** START Records provided **

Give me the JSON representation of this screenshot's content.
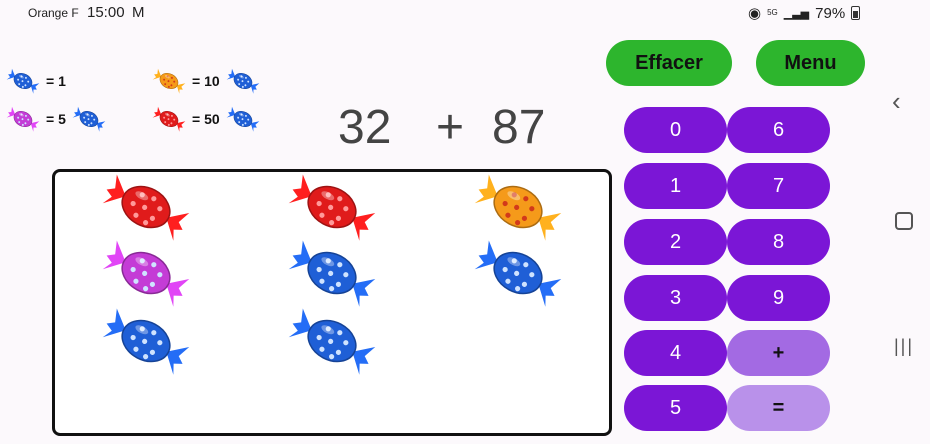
{
  "status": {
    "carrier": "Orange F",
    "time": "15:00",
    "network": "5G",
    "battery": "79%"
  },
  "legend": [
    {
      "value": "= 1"
    },
    {
      "value": "= 10"
    },
    {
      "value": "= 5"
    },
    {
      "value": "= 50"
    }
  ],
  "problem": {
    "a": "32",
    "op": "+",
    "b": "87"
  },
  "buttons": {
    "clear": "Effacer",
    "menu": "Menu"
  },
  "keypad": [
    "0",
    "6",
    "1",
    "7",
    "2",
    "8",
    "3",
    "9",
    "4",
    "+",
    "5",
    "="
  ],
  "candies": [
    {
      "color": "red"
    },
    {
      "color": "red"
    },
    {
      "color": "orange"
    },
    {
      "color": "purple"
    },
    {
      "color": "blue"
    },
    {
      "color": "blue"
    },
    {
      "color": "blue"
    },
    {
      "color": "blue"
    }
  ],
  "colors": {
    "blue": "#1f5fd6",
    "red": "#e01b1b",
    "orange": "#f59a1a",
    "purple": "#c43cd6",
    "accent": "#7b16d6",
    "green": "#2db52d"
  }
}
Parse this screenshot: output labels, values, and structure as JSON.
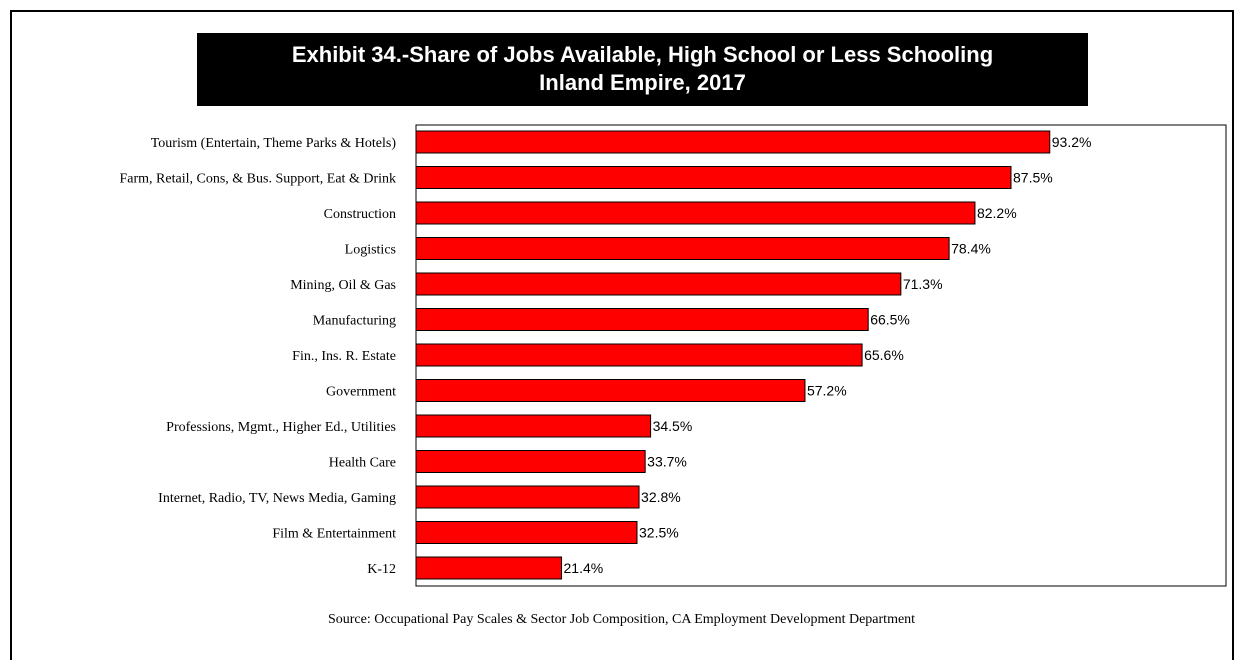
{
  "chart_data": {
    "type": "bar",
    "orientation": "horizontal",
    "title": "Exhibit 34.-Share of Jobs Available, High School or Less Schooling",
    "subtitle": "Inland Empire, 2017",
    "categories": [
      "Tourism (Entertain, Theme Parks & Hotels)",
      "Farm, Retail, Cons, & Bus. Support, Eat & Drink",
      "Construction",
      "Logistics",
      "Mining, Oil & Gas",
      "Manufacturing",
      "Fin., Ins. R. Estate",
      "Government",
      "Professions, Mgmt., Higher Ed., Utilities",
      "Health Care",
      "Internet, Radio, TV, News Media, Gaming",
      "Film & Entertainment",
      "K-12"
    ],
    "values": [
      93.2,
      87.5,
      82.2,
      78.4,
      71.3,
      66.5,
      65.6,
      57.2,
      34.5,
      33.7,
      32.8,
      32.5,
      21.4
    ],
    "value_labels": [
      "93.2%",
      "87.5%",
      "82.2%",
      "78.4%",
      "71.3%",
      "66.5%",
      "65.6%",
      "57.2%",
      "34.5%",
      "33.7%",
      "32.8%",
      "32.5%",
      "21.4%"
    ],
    "xlim": [
      0,
      100
    ],
    "grid": false,
    "bar_color": "#ff0000",
    "source": "Source:  Occupational Pay Scales & Sector Job Composition, CA Employment Development Department"
  }
}
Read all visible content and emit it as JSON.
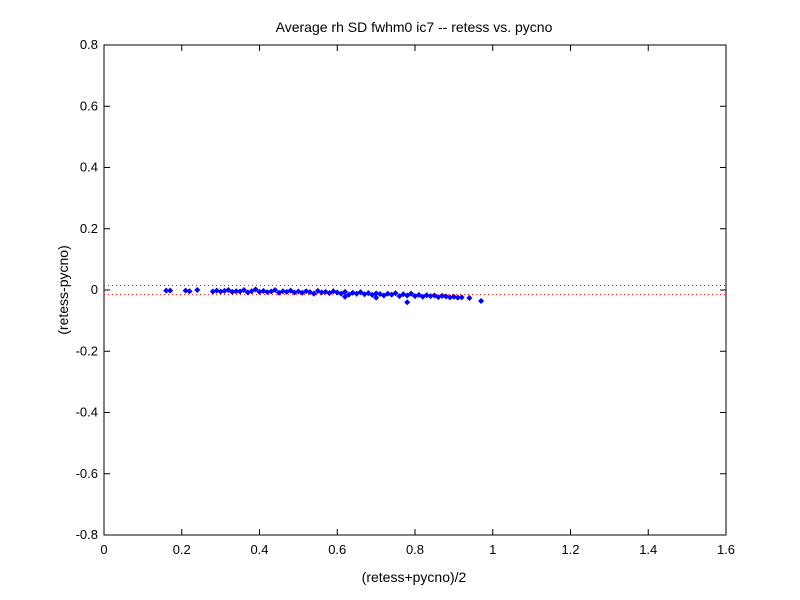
{
  "chart_data": {
    "type": "scatter",
    "title": "Average rh SD fwhm0 ic7 -- retess vs. pycno",
    "xlabel": "(retess+pycno)/2",
    "ylabel": "(retess-pycno)",
    "xlim": [
      0,
      1.6
    ],
    "ylim": [
      -0.8,
      0.8
    ],
    "xticks": [
      "0",
      "0.2",
      "0.4",
      "0.6",
      "0.8",
      "1",
      "1.2",
      "1.4",
      "1.6"
    ],
    "yticks": [
      "-0.8",
      "-0.6",
      "-0.4",
      "-0.2",
      "0",
      "0.2",
      "0.4",
      "0.6",
      "0.8"
    ],
    "grid": false,
    "series_color": "#0000ff",
    "reference_lines": [
      {
        "y": 0.015,
        "style": "dotted",
        "color": "#ff0000"
      },
      {
        "y": -0.015,
        "style": "dotted",
        "color": "#ff0000"
      }
    ],
    "points": [
      [
        0.16,
        -0.002
      ],
      [
        0.17,
        -0.002
      ],
      [
        0.21,
        -0.002
      ],
      [
        0.22,
        -0.004
      ],
      [
        0.24,
        0.0
      ],
      [
        0.28,
        -0.005
      ],
      [
        0.29,
        -0.002
      ],
      [
        0.3,
        -0.005
      ],
      [
        0.31,
        -0.003
      ],
      [
        0.32,
        0.0
      ],
      [
        0.33,
        -0.006
      ],
      [
        0.34,
        -0.004
      ],
      [
        0.35,
        -0.005
      ],
      [
        0.36,
        0.0
      ],
      [
        0.37,
        -0.008
      ],
      [
        0.38,
        -0.004
      ],
      [
        0.39,
        0.002
      ],
      [
        0.4,
        -0.006
      ],
      [
        0.41,
        -0.003
      ],
      [
        0.42,
        -0.007
      ],
      [
        0.43,
        -0.005
      ],
      [
        0.44,
        0.0
      ],
      [
        0.45,
        -0.009
      ],
      [
        0.46,
        -0.004
      ],
      [
        0.47,
        -0.006
      ],
      [
        0.48,
        -0.002
      ],
      [
        0.49,
        -0.008
      ],
      [
        0.5,
        -0.005
      ],
      [
        0.51,
        -0.009
      ],
      [
        0.52,
        -0.004
      ],
      [
        0.53,
        -0.007
      ],
      [
        0.54,
        -0.012
      ],
      [
        0.55,
        -0.003
      ],
      [
        0.56,
        -0.008
      ],
      [
        0.57,
        -0.006
      ],
      [
        0.58,
        -0.01
      ],
      [
        0.59,
        -0.004
      ],
      [
        0.6,
        -0.008
      ],
      [
        0.61,
        -0.012
      ],
      [
        0.62,
        -0.006
      ],
      [
        0.63,
        -0.015
      ],
      [
        0.64,
        -0.009
      ],
      [
        0.65,
        -0.012
      ],
      [
        0.66,
        -0.007
      ],
      [
        0.67,
        -0.014
      ],
      [
        0.68,
        -0.01
      ],
      [
        0.69,
        -0.016
      ],
      [
        0.7,
        -0.011
      ],
      [
        0.71,
        -0.013
      ],
      [
        0.72,
        -0.018
      ],
      [
        0.73,
        -0.012
      ],
      [
        0.74,
        -0.015
      ],
      [
        0.75,
        -0.01
      ],
      [
        0.76,
        -0.02
      ],
      [
        0.77,
        -0.014
      ],
      [
        0.78,
        -0.018
      ],
      [
        0.79,
        -0.012
      ],
      [
        0.8,
        -0.02
      ],
      [
        0.81,
        -0.016
      ],
      [
        0.82,
        -0.022
      ],
      [
        0.83,
        -0.017
      ],
      [
        0.84,
        -0.02
      ],
      [
        0.85,
        -0.018
      ],
      [
        0.86,
        -0.023
      ],
      [
        0.87,
        -0.019
      ],
      [
        0.88,
        -0.021
      ],
      [
        0.89,
        -0.024
      ],
      [
        0.9,
        -0.022
      ],
      [
        0.91,
        -0.025
      ],
      [
        0.92,
        -0.024
      ],
      [
        0.94,
        -0.026
      ],
      [
        0.97,
        -0.036
      ],
      [
        0.78,
        -0.04
      ],
      [
        0.62,
        -0.022
      ],
      [
        0.7,
        -0.025
      ]
    ]
  }
}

** END Records provided **

▶ [Set problem]: Which lines of the data above contain "this"? Copy each one.

▶ [Answer]:
Give me the JSON representation of this screenshot's content.
Parse this screenshot: output labels, values, and structure as JSON.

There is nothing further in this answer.